→ **YOUR TASK**: Show all lines holding the string "chiếm".

## Begin GIVEN DATA

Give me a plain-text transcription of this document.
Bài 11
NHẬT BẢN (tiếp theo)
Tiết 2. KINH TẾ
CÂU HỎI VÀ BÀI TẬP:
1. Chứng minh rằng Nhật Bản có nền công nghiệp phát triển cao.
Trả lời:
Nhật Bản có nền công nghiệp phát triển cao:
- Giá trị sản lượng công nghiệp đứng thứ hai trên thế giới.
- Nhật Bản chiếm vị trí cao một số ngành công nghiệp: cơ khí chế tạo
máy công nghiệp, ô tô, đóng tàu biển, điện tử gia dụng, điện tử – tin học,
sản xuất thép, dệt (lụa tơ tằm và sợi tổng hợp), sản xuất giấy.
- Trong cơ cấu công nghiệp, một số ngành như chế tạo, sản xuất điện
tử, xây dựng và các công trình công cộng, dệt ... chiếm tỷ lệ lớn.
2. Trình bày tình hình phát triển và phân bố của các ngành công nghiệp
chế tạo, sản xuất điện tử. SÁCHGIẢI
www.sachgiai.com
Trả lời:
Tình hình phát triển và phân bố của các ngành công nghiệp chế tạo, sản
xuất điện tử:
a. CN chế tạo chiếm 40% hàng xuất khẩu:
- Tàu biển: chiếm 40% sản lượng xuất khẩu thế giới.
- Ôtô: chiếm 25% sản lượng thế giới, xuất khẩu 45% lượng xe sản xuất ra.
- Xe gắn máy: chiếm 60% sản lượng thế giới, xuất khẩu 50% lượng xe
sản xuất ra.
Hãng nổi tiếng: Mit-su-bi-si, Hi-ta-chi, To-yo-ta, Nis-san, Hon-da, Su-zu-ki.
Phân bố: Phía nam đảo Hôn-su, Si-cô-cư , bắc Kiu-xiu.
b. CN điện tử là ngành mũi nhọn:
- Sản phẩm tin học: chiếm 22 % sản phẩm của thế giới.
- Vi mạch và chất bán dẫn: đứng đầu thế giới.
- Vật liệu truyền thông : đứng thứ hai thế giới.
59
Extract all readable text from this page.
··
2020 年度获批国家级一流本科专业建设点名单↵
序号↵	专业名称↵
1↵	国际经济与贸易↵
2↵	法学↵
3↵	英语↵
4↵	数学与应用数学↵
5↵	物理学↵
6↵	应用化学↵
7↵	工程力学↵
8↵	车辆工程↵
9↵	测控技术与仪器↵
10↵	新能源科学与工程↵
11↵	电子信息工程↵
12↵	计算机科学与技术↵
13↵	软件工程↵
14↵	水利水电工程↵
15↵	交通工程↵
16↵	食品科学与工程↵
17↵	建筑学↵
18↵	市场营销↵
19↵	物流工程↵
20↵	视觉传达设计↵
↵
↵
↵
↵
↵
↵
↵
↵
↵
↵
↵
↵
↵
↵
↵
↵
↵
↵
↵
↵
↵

## End GIVEN DATA

→ **THE REPLY**:
- Nhật Bản chiếm vị trí cao một số ngành công nghiệp: cơ khí chế tạo
tử, xây dựng và các công trình công cộng, dệt ... chiếm tỷ lệ lớn.
a. CN chế tạo chiếm 40% hàng xuất khẩu:
- Tàu biển: chiếm 40% sản lượng xuất khẩu thế giới.
- Ôtô: chiếm 25% sản lượng thế giới, xuất khẩu 45% lượng xe sản xuất ra.
- Xe gắn máy: chiếm 60% sản lượng thế giới, xuất khẩu 50% lượng xe
- Sản phẩm tin học: chiếm 22 % sản phẩm của thế giới.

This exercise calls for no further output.